What the task asks. Leave out every picture, then transcribe the rest of the listing exactly.

Dataset records.
================================

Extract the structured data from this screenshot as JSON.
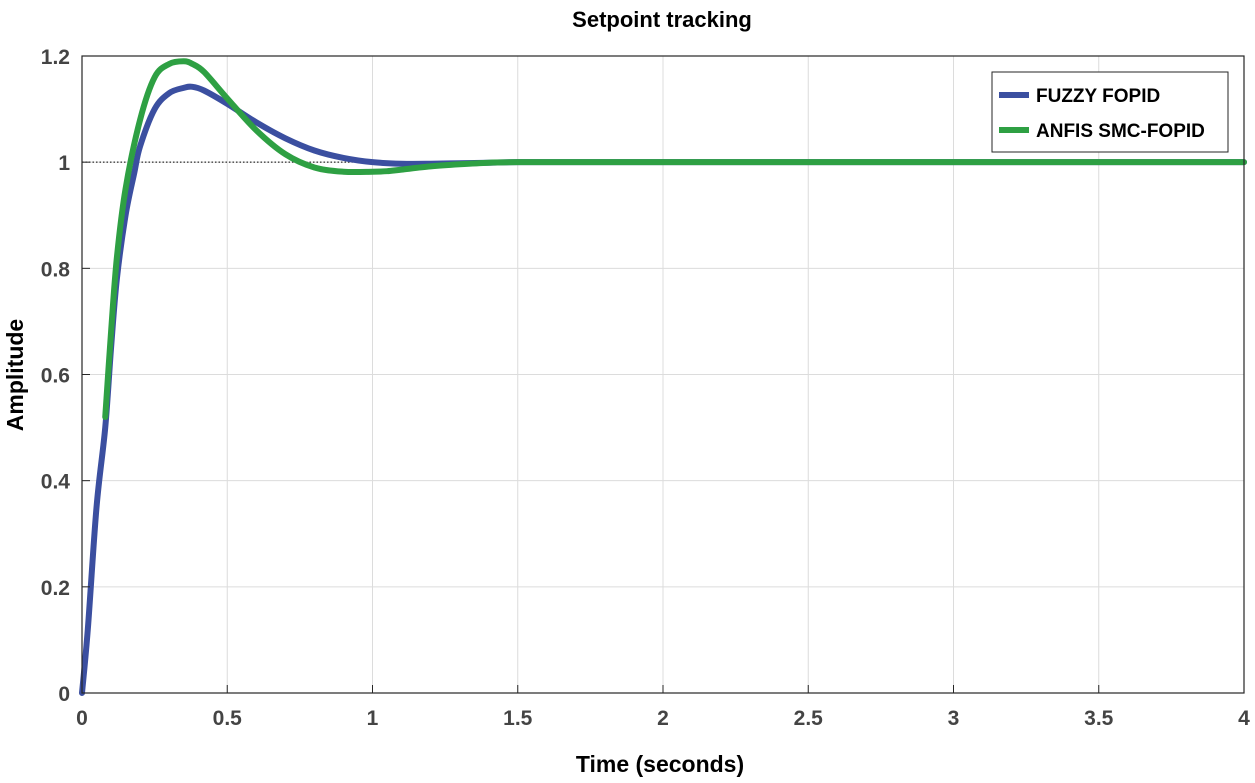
{
  "chart_data": {
    "type": "line",
    "title": "Setpoint tracking",
    "xlabel": "Time (seconds)",
    "ylabel": "Amplitude",
    "xlim": [
      0,
      4
    ],
    "ylim": [
      0,
      1.2
    ],
    "xticks": [
      0,
      0.5,
      1,
      1.5,
      2,
      2.5,
      3,
      3.5,
      4
    ],
    "xtick_labels": [
      "0",
      "0.5",
      "1",
      "1.5",
      "2",
      "2.5",
      "3",
      "3.5",
      "4"
    ],
    "yticks": [
      0,
      0.2,
      0.4,
      0.6,
      0.8,
      1.0,
      1.2
    ],
    "ytick_labels": [
      "0",
      "0.2",
      "0.4",
      "0.6",
      "0.8",
      "1",
      "1.2"
    ],
    "grid": true,
    "legend_position": "top-right",
    "reference_line": {
      "y": 1.0,
      "style": "dotted"
    },
    "series": [
      {
        "name": "FUZZY FOPID",
        "color": "#3b4fa0",
        "x": [
          0,
          0.02,
          0.05,
          0.08,
          0.1,
          0.12,
          0.15,
          0.18,
          0.2,
          0.25,
          0.3,
          0.35,
          0.38,
          0.42,
          0.5,
          0.6,
          0.7,
          0.8,
          0.9,
          1.0,
          1.1,
          1.2,
          1.3,
          1.4,
          1.5,
          1.7,
          2.0,
          2.5,
          3.0,
          3.5,
          4.0
        ],
        "y": [
          0,
          0.12,
          0.35,
          0.5,
          0.65,
          0.78,
          0.9,
          0.98,
          1.03,
          1.1,
          1.13,
          1.14,
          1.142,
          1.135,
          1.11,
          1.075,
          1.045,
          1.022,
          1.008,
          1.0,
          0.997,
          0.997,
          0.998,
          0.999,
          1.0,
          1.0,
          1.0,
          1.0,
          1.0,
          1.0,
          1.0
        ]
      },
      {
        "name": "ANFIS SMC-FOPID",
        "color": "#2ea043",
        "x": [
          0.08,
          0.1,
          0.12,
          0.15,
          0.2,
          0.25,
          0.3,
          0.35,
          0.38,
          0.42,
          0.5,
          0.6,
          0.7,
          0.8,
          0.9,
          1.0,
          1.05,
          1.1,
          1.2,
          1.3,
          1.4,
          1.5,
          1.7,
          2.0,
          2.5,
          3.0,
          3.5,
          4.0
        ],
        "y": [
          0.52,
          0.68,
          0.82,
          0.95,
          1.08,
          1.16,
          1.185,
          1.19,
          1.185,
          1.17,
          1.12,
          1.06,
          1.015,
          0.99,
          0.982,
          0.982,
          0.983,
          0.986,
          0.992,
          0.996,
          0.999,
          1.0,
          1.0,
          1.0,
          1.0,
          1.0,
          1.0,
          1.0
        ]
      }
    ]
  }
}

================================

The answer.
Extract the structured data from this screenshot as JSON.
{
  "chart_data": {
    "type": "line",
    "title": "Setpoint tracking",
    "xlabel": "Time (seconds)",
    "ylabel": "Amplitude",
    "xlim": [
      0,
      4
    ],
    "ylim": [
      0,
      1.2
    ],
    "xticks": [
      0,
      0.5,
      1,
      1.5,
      2,
      2.5,
      3,
      3.5,
      4
    ],
    "xtick_labels": [
      "0",
      "0.5",
      "1",
      "1.5",
      "2",
      "2.5",
      "3",
      "3.5",
      "4"
    ],
    "yticks": [
      0,
      0.2,
      0.4,
      0.6,
      0.8,
      1.0,
      1.2
    ],
    "ytick_labels": [
      "0",
      "0.2",
      "0.4",
      "0.6",
      "0.8",
      "1",
      "1.2"
    ],
    "grid": true,
    "legend_position": "top-right",
    "reference_line": {
      "y": 1.0,
      "style": "dotted"
    },
    "series": [
      {
        "name": "FUZZY FOPID",
        "color": "#3b4fa0",
        "x": [
          0,
          0.02,
          0.05,
          0.08,
          0.1,
          0.12,
          0.15,
          0.18,
          0.2,
          0.25,
          0.3,
          0.35,
          0.38,
          0.42,
          0.5,
          0.6,
          0.7,
          0.8,
          0.9,
          1.0,
          1.1,
          1.2,
          1.3,
          1.4,
          1.5,
          1.7,
          2.0,
          2.5,
          3.0,
          3.5,
          4.0
        ],
        "y": [
          0,
          0.12,
          0.35,
          0.5,
          0.65,
          0.78,
          0.9,
          0.98,
          1.03,
          1.1,
          1.13,
          1.14,
          1.142,
          1.135,
          1.11,
          1.075,
          1.045,
          1.022,
          1.008,
          1.0,
          0.997,
          0.997,
          0.998,
          0.999,
          1.0,
          1.0,
          1.0,
          1.0,
          1.0,
          1.0,
          1.0
        ]
      },
      {
        "name": "ANFIS SMC-FOPID",
        "color": "#2ea043",
        "x": [
          0.08,
          0.1,
          0.12,
          0.15,
          0.2,
          0.25,
          0.3,
          0.35,
          0.38,
          0.42,
          0.5,
          0.6,
          0.7,
          0.8,
          0.9,
          1.0,
          1.05,
          1.1,
          1.2,
          1.3,
          1.4,
          1.5,
          1.7,
          2.0,
          2.5,
          3.0,
          3.5,
          4.0
        ],
        "y": [
          0.52,
          0.68,
          0.82,
          0.95,
          1.08,
          1.16,
          1.185,
          1.19,
          1.185,
          1.17,
          1.12,
          1.06,
          1.015,
          0.99,
          0.982,
          0.982,
          0.983,
          0.986,
          0.992,
          0.996,
          0.999,
          1.0,
          1.0,
          1.0,
          1.0,
          1.0,
          1.0,
          1.0
        ]
      }
    ]
  }
}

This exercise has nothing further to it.